> **Problem description**
Could you quote every one of the entries below word for word, leaving nothing out and changing nothing?

> **Items**
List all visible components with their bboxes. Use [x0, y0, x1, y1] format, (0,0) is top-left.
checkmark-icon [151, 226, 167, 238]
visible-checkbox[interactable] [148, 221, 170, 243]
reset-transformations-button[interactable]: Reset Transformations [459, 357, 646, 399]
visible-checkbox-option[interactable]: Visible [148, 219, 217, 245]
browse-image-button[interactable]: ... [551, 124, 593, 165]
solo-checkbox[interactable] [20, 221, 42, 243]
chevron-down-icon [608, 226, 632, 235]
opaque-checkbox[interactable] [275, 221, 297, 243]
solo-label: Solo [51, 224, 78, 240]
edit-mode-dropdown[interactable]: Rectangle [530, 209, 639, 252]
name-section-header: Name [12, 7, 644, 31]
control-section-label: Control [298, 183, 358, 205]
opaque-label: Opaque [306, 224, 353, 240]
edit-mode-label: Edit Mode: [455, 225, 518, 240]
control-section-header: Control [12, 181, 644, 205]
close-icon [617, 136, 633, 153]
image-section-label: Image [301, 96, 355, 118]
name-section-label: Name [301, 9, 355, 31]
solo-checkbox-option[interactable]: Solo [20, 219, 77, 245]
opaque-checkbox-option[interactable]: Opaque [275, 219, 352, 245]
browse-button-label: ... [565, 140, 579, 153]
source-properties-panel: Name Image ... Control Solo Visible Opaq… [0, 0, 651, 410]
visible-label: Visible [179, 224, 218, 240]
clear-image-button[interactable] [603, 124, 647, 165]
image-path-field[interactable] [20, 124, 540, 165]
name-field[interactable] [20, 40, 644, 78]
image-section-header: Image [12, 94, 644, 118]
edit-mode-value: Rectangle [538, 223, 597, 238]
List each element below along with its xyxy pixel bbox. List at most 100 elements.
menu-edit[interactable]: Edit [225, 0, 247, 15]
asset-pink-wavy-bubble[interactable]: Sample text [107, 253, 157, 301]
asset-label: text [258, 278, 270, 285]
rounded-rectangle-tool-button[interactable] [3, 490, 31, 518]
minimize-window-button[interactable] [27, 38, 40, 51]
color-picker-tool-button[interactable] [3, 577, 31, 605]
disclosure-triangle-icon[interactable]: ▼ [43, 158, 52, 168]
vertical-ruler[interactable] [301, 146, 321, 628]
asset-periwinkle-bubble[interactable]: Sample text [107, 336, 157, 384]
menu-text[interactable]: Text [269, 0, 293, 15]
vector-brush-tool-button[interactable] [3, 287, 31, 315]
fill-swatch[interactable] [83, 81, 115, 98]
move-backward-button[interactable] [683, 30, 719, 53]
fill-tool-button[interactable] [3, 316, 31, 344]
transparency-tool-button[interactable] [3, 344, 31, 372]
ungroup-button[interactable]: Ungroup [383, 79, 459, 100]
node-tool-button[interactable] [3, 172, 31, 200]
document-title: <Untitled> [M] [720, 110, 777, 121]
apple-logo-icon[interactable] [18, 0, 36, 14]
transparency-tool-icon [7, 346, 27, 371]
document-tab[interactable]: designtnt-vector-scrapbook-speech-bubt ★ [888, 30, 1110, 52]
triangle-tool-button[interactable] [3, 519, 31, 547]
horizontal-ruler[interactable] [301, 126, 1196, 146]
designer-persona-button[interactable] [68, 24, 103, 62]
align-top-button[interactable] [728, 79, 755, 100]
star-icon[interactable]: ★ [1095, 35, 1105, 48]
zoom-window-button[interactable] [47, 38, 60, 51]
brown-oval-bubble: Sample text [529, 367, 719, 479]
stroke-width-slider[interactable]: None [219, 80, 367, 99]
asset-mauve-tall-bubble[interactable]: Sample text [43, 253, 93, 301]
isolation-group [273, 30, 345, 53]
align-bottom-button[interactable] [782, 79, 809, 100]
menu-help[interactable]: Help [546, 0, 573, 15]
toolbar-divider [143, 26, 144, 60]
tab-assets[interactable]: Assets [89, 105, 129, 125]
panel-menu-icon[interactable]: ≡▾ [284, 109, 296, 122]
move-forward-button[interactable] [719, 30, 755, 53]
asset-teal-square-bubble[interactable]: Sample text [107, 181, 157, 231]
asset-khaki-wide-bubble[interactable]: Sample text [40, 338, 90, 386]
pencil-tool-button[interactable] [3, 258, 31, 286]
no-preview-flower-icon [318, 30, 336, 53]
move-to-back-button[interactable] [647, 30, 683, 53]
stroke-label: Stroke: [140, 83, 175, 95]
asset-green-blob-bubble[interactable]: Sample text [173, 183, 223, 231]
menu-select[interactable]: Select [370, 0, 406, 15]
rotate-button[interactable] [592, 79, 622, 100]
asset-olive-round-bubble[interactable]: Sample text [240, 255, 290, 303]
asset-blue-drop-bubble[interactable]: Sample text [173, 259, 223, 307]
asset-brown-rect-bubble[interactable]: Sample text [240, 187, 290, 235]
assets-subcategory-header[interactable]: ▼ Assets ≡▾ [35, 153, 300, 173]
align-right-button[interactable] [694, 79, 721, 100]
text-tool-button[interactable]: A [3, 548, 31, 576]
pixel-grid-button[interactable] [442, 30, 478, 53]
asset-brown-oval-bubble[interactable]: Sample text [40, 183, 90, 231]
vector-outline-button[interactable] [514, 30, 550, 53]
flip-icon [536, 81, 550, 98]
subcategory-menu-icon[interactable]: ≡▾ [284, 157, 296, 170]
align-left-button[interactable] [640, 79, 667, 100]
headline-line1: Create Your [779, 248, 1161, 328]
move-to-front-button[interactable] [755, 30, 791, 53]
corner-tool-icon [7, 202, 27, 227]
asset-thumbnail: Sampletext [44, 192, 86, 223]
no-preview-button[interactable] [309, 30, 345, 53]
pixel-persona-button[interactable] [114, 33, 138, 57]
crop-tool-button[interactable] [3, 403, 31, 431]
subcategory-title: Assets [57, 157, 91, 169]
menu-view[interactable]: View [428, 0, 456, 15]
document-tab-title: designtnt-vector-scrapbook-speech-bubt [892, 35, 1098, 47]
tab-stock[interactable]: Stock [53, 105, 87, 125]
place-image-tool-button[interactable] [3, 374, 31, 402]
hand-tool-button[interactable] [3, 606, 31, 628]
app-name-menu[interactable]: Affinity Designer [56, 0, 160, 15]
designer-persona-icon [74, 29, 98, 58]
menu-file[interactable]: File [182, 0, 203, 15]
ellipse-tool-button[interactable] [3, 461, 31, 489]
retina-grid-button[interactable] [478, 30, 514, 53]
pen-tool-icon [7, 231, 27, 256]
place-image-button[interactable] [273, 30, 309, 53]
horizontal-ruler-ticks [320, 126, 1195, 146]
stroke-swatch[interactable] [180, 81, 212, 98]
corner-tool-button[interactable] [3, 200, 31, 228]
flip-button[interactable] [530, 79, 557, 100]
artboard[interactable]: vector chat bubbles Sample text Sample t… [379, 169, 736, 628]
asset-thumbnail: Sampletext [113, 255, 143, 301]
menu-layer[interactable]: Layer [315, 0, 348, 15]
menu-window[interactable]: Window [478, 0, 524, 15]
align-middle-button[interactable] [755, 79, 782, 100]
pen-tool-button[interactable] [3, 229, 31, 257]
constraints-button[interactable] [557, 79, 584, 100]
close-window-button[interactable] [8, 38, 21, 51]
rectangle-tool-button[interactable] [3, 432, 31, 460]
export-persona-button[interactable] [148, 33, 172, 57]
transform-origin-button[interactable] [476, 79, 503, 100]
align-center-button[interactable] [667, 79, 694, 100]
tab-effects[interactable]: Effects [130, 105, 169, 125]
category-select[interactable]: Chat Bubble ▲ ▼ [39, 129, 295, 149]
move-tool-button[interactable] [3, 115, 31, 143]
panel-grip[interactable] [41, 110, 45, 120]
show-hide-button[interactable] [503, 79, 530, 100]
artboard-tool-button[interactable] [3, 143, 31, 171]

> **Solution to the problem**
List all visible components with their bboxes. Use [x0, y0, x1, y1] format, (0,0) is top-left.
checkmark-icon [151, 226, 167, 238]
visible-checkbox[interactable] [148, 221, 170, 243]
reset-transformations-button[interactable]: Reset Transformations [459, 357, 646, 399]
visible-checkbox-option[interactable]: Visible [148, 219, 217, 245]
browse-image-button[interactable]: ... [551, 124, 593, 165]
solo-checkbox[interactable] [20, 221, 42, 243]
chevron-down-icon [608, 226, 632, 235]
opaque-checkbox[interactable] [275, 221, 297, 243]
solo-label: Solo [51, 224, 78, 240]
edit-mode-dropdown[interactable]: Rectangle [530, 209, 639, 252]
name-section-header: Name [12, 7, 644, 31]
control-section-label: Control [298, 183, 358, 205]
opaque-label: Opaque [306, 224, 353, 240]
edit-mode-label: Edit Mode: [455, 225, 518, 240]
control-section-header: Control [12, 181, 644, 205]
close-icon [617, 136, 633, 153]
image-section-label: Image [301, 96, 355, 118]
name-section-label: Name [301, 9, 355, 31]
solo-checkbox-option[interactable]: Solo [20, 219, 77, 245]
opaque-checkbox-option[interactable]: Opaque [275, 219, 352, 245]
browse-button-label: ... [565, 140, 579, 153]
source-properties-panel: Name Image ... Control Solo Visible Opaq… [0, 0, 651, 410]
visible-label: Visible [179, 224, 218, 240]
clear-image-button[interactable] [603, 124, 647, 165]
image-path-field[interactable] [20, 124, 540, 165]
name-field[interactable] [20, 40, 644, 78]
image-section-header: Image [12, 94, 644, 118]
edit-mode-value: Rectangle [538, 223, 597, 238]
List each element below along with its xyxy pixel bbox. List at most 100 elements.
menu-edit[interactable]: Edit [225, 0, 247, 15]
asset-pink-wavy-bubble[interactable]: Sample text [107, 253, 157, 301]
asset-label: text [258, 278, 270, 285]
rounded-rectangle-tool-button[interactable] [3, 490, 31, 518]
minimize-window-button[interactable] [27, 38, 40, 51]
color-picker-tool-button[interactable] [3, 577, 31, 605]
disclosure-triangle-icon[interactable]: ▼ [43, 158, 52, 168]
vertical-ruler[interactable] [301, 146, 321, 628]
asset-periwinkle-bubble[interactable]: Sample text [107, 336, 157, 384]
menu-text[interactable]: Text [269, 0, 293, 15]
vector-brush-tool-button[interactable] [3, 287, 31, 315]
fill-swatch[interactable] [83, 81, 115, 98]
move-backward-button[interactable] [683, 30, 719, 53]
fill-tool-button[interactable] [3, 316, 31, 344]
transparency-tool-button[interactable] [3, 344, 31, 372]
ungroup-button[interactable]: Ungroup [383, 79, 459, 100]
node-tool-button[interactable] [3, 172, 31, 200]
document-title: <Untitled> [M] [720, 110, 777, 121]
apple-logo-icon[interactable] [18, 0, 36, 14]
transparency-tool-icon [7, 346, 27, 371]
document-tab[interactable]: designtnt-vector-scrapbook-speech-bubt ★ [888, 30, 1110, 52]
triangle-tool-button[interactable] [3, 519, 31, 547]
horizontal-ruler[interactable] [301, 126, 1196, 146]
designer-persona-button[interactable] [68, 24, 103, 62]
align-top-button[interactable] [728, 79, 755, 100]
star-icon[interactable]: ★ [1095, 35, 1105, 48]
zoom-window-button[interactable] [47, 38, 60, 51]
brown-oval-bubble: Sample text [529, 367, 719, 479]
stroke-width-slider[interactable]: None [219, 80, 367, 99]
asset-mauve-tall-bubble[interactable]: Sample text [43, 253, 93, 301]
isolation-group [273, 30, 345, 53]
align-bottom-button[interactable] [782, 79, 809, 100]
menu-help[interactable]: Help [546, 0, 573, 15]
toolbar-divider [143, 26, 144, 60]
tab-assets[interactable]: Assets [89, 105, 129, 125]
panel-menu-icon[interactable]: ≡▾ [284, 109, 296, 122]
move-forward-button[interactable] [719, 30, 755, 53]
asset-teal-square-bubble[interactable]: Sample text [107, 181, 157, 231]
asset-khaki-wide-bubble[interactable]: Sample text [40, 338, 90, 386]
pencil-tool-button[interactable] [3, 258, 31, 286]
no-preview-flower-icon [318, 30, 336, 53]
move-to-back-button[interactable] [647, 30, 683, 53]
stroke-label: Stroke: [140, 83, 175, 95]
asset-green-blob-bubble[interactable]: Sample text [173, 183, 223, 231]
menu-select[interactable]: Select [370, 0, 406, 15]
rotate-button[interactable] [592, 79, 622, 100]
asset-olive-round-bubble[interactable]: Sample text [240, 255, 290, 303]
asset-blue-drop-bubble[interactable]: Sample text [173, 259, 223, 307]
asset-brown-rect-bubble[interactable]: Sample text [240, 187, 290, 235]
assets-subcategory-header[interactable]: ▼ Assets ≡▾ [35, 153, 300, 173]
align-right-button[interactable] [694, 79, 721, 100]
text-tool-button[interactable]: A [3, 548, 31, 576]
pixel-grid-button[interactable] [442, 30, 478, 53]
asset-brown-oval-bubble[interactable]: Sample text [40, 183, 90, 231]
vector-outline-button[interactable] [514, 30, 550, 53]
flip-icon [536, 81, 550, 98]
subcategory-menu-icon[interactable]: ≡▾ [284, 157, 296, 170]
align-left-button[interactable] [640, 79, 667, 100]
headline-line1: Create Your [779, 248, 1161, 328]
move-to-front-button[interactable] [755, 30, 791, 53]
corner-tool-icon [7, 202, 27, 227]
asset-thumbnail: Sampletext [44, 192, 86, 223]
no-preview-button[interactable] [309, 30, 345, 53]
pixel-persona-button[interactable] [114, 33, 138, 57]
crop-tool-button[interactable] [3, 403, 31, 431]
subcategory-title: Assets [57, 157, 91, 169]
menu-view[interactable]: View [428, 0, 456, 15]
document-tab-title: designtnt-vector-scrapbook-speech-bubt [892, 35, 1098, 47]
tab-stock[interactable]: Stock [53, 105, 87, 125]
place-image-tool-button[interactable] [3, 374, 31, 402]
hand-tool-button[interactable] [3, 606, 31, 628]
app-name-menu[interactable]: Affinity Designer [56, 0, 160, 15]
designer-persona-icon [74, 29, 98, 58]
menu-file[interactable]: File [182, 0, 203, 15]
ellipse-tool-button[interactable] [3, 461, 31, 489]
retina-grid-button[interactable] [478, 30, 514, 53]
pen-tool-icon [7, 231, 27, 256]
place-image-button[interactable] [273, 30, 309, 53]
horizontal-ruler-ticks [320, 126, 1195, 146]
stroke-swatch[interactable] [180, 81, 212, 98]
corner-tool-button[interactable] [3, 200, 31, 228]
flip-button[interactable] [530, 79, 557, 100]
artboard[interactable]: vector chat bubbles Sample text Sample t… [379, 169, 736, 628]
asset-thumbnail: Sampletext [113, 255, 143, 301]
menu-layer[interactable]: Layer [315, 0, 348, 15]
menu-window[interactable]: Window [478, 0, 524, 15]
align-middle-button[interactable] [755, 79, 782, 100]
pen-tool-button[interactable] [3, 229, 31, 257]
constraints-button[interactable] [557, 79, 584, 100]
close-window-button[interactable] [8, 38, 21, 51]
rectangle-tool-button[interactable] [3, 432, 31, 460]
export-persona-button[interactable] [148, 33, 172, 57]
transform-origin-button[interactable] [476, 79, 503, 100]
align-center-button[interactable] [667, 79, 694, 100]
tab-effects[interactable]: Effects [130, 105, 169, 125]
category-select[interactable]: Chat Bubble ▲ ▼ [39, 129, 295, 149]
move-tool-button[interactable] [3, 115, 31, 143]
panel-grip[interactable] [41, 110, 45, 120]
show-hide-button[interactable] [503, 79, 530, 100]
artboard-tool-button[interactable] [3, 143, 31, 171]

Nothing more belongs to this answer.